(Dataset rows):
[BEGIN]

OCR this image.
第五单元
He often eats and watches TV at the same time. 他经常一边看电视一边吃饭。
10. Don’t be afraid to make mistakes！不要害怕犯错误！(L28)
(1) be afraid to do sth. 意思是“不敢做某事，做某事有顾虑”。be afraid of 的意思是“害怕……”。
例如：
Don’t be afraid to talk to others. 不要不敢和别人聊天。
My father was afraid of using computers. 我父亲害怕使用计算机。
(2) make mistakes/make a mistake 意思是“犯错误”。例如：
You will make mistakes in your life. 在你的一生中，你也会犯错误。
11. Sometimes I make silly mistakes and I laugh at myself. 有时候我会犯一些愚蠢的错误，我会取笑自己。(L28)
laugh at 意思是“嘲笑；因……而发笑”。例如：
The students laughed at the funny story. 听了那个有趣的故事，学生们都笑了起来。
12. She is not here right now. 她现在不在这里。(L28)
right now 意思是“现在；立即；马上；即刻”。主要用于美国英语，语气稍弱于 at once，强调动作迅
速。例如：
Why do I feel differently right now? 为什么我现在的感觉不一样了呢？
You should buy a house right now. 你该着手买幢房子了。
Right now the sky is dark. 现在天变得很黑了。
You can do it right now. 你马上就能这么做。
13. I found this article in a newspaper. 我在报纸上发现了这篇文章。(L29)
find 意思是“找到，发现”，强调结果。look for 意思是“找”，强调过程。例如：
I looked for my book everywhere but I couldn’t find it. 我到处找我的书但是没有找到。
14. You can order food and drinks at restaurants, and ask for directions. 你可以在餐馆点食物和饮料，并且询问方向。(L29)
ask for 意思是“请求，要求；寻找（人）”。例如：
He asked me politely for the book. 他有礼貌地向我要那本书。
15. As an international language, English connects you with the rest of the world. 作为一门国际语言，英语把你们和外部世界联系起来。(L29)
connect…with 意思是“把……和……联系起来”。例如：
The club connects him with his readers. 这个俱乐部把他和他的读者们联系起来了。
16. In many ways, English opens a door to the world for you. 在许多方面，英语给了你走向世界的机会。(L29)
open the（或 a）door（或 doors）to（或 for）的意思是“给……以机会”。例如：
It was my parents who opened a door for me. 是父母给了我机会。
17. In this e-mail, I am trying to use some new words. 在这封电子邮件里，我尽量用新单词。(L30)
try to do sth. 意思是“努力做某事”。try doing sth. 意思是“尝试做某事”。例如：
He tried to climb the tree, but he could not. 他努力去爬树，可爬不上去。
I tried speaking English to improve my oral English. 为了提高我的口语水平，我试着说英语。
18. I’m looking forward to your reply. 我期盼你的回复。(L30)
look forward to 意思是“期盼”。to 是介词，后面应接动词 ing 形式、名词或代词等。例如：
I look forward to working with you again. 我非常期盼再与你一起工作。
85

[END]

Your task is to give the records above again, exactly.

OCR this image.
第五单元
He often eats and watches TV at the same time. 他经常一边看电视一边吃饭。
10. Don’t be afraid to make mistakes！不要害怕犯错误！(L28)
(1) be afraid to do sth. 意思是“不敢做某事，做某事有顾虑”。be afraid of 的意思是“害怕……”。
例如：
Don’t be afraid to talk to others. 不要不敢和别人聊天。
My father was afraid of using computers. 我父亲害怕使用计算机。
(2) make mistakes/make a mistake 意思是“犯错误”。例如：
You will make mistakes in your life. 在你的一生中，你也会犯错误。
11. Sometimes I make silly mistakes and I laugh at myself. 有时候我会犯一些愚蠢的错误，我会取笑自己。(L28)
laugh at 意思是“嘲笑；因……而发笑”。例如：
The students laughed at the funny story. 听了那个有趣的故事，学生们都笑了起来。
12. She is not here right now. 她现在不在这里。(L28)
right now 意思是“现在；立即；马上；即刻”。主要用于美国英语，语气稍弱于 at once，强调动作迅
速。例如：
Why do I feel differently right now? 为什么我现在的感觉不一样了呢？
You should buy a house right now. 你该着手买幢房子了。
Right now the sky is dark. 现在天变得很黑了。
You can do it right now. 你马上就能这么做。
13. I found this article in a newspaper. 我在报纸上发现了这篇文章。(L29)
find 意思是“找到，发现”，强调结果。look for 意思是“找”，强调过程。例如：
I looked for my book everywhere but I couldn’t find it. 我到处找我的书但是没有找到。
14. You can order food and drinks at restaurants, and ask for directions. 你可以在餐馆点食物和饮料，并且询问方向。(L29)
ask for 意思是“请求，要求；寻找（人）”。例如：
He asked me politely for the book. 他有礼貌地向我要那本书。
15. As an international language, English connects you with the rest of the world. 作为一门国际语言，英语把你们和外部世界联系起来。(L29)
connect…with 意思是“把……和……联系起来”。例如：
The club connects him with his readers. 这个俱乐部把他和他的读者们联系起来了。
16. In many ways, English opens a door to the world for you. 在许多方面，英语给了你走向世界的机会。(L29)
open the（或 a）door（或 doors）to（或 for）的意思是“给……以机会”。例如：
It was my parents who opened a door for me. 是父母给了我机会。
17. In this e-mail, I am trying to use some new words. 在这封电子邮件里，我尽量用新单词。(L30)
try to do sth. 意思是“努力做某事”。try doing sth. 意思是“尝试做某事”。例如：
He tried to climb the tree, but he could not. 他努力去爬树，可爬不上去。
I tried speaking English to improve my oral English. 为了提高我的口语水平，我试着说英语。
18. I’m looking forward to your reply. 我期盼你的回复。(L30)
look forward to 意思是“期盼”。to 是介词，后面应接动词 ing 形式、名词或代词等。例如：
I look forward to working with you again. 我非常期盼再与你一起工作。
85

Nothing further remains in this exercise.